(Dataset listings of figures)
↓↓↓
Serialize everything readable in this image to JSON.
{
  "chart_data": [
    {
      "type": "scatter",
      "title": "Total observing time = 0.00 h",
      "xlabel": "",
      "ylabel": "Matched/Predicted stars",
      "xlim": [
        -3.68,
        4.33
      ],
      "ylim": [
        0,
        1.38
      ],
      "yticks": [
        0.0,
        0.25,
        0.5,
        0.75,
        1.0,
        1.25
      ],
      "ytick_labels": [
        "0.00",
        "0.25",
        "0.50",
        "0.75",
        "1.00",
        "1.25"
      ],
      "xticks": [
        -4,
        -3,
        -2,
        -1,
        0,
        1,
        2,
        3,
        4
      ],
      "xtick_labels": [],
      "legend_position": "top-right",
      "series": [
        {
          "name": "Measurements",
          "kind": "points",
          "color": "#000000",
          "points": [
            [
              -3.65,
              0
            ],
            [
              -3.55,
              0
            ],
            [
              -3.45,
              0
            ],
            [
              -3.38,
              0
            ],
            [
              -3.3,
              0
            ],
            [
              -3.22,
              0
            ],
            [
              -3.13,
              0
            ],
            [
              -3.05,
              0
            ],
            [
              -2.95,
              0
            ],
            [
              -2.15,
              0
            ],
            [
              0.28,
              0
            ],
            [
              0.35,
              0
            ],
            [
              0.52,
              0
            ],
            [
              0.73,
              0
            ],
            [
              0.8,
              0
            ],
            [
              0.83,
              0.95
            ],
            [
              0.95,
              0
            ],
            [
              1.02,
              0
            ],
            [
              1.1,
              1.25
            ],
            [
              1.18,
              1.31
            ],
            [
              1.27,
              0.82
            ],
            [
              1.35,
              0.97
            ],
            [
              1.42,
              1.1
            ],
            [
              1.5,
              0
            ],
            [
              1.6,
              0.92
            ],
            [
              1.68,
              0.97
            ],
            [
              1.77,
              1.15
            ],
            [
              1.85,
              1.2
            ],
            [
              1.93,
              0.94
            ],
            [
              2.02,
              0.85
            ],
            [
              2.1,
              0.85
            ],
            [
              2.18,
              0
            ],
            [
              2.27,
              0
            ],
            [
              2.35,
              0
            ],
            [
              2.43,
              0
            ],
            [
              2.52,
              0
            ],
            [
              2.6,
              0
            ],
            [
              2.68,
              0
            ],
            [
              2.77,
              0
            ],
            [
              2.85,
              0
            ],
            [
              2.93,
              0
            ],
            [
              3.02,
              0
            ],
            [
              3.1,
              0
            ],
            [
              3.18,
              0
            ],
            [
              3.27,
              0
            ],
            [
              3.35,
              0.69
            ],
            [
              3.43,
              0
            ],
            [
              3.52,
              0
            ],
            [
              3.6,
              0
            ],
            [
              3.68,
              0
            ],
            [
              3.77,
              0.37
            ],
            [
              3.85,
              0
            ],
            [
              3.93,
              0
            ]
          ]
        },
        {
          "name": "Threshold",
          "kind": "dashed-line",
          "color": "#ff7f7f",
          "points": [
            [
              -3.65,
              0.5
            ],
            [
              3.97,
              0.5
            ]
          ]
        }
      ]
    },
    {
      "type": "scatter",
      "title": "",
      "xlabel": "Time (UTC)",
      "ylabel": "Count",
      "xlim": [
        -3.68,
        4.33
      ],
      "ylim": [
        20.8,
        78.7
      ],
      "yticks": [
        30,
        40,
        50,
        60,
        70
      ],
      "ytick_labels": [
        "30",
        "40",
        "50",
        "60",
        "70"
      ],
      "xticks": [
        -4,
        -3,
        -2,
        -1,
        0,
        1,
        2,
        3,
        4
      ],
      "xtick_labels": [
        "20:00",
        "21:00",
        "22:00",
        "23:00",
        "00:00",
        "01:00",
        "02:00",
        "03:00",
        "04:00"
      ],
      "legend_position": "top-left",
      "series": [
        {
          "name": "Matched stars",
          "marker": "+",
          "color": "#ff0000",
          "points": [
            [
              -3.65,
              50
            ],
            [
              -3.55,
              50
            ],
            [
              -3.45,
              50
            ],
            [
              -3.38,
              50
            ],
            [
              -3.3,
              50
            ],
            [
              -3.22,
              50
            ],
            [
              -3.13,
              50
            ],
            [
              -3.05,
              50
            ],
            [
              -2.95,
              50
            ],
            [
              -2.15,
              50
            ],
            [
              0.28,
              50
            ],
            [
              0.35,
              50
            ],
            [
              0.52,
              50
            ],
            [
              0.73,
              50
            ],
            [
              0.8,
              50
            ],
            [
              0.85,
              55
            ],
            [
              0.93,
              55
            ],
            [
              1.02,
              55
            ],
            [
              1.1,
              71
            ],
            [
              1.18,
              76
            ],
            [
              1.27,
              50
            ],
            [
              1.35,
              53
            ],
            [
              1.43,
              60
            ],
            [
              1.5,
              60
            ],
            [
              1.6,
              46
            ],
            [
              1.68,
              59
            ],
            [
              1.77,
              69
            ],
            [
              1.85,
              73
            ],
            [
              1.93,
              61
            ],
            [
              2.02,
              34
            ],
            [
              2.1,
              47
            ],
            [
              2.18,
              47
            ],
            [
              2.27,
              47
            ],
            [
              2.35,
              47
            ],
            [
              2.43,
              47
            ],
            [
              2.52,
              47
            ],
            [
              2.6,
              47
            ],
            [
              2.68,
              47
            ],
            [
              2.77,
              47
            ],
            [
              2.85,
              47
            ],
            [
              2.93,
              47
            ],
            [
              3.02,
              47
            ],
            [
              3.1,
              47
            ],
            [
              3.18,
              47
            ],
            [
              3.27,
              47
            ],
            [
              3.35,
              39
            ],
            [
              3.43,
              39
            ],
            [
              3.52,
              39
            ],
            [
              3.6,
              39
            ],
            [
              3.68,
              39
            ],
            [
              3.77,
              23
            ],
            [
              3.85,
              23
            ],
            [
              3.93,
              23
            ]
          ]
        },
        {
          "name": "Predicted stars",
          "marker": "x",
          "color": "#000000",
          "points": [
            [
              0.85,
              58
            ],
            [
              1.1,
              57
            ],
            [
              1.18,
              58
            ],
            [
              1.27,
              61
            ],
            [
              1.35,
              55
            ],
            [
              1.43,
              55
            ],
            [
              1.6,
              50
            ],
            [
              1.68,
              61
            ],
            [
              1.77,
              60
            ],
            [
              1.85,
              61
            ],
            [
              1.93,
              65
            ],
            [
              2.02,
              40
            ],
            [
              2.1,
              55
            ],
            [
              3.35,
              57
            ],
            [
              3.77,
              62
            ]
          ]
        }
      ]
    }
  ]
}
↑↑↑
Filter the entries down to the lines containing "Predicted". Copy each of those lines.

      "ylabel": "Matched/Predicted stars",
          "name": "Predicted stars",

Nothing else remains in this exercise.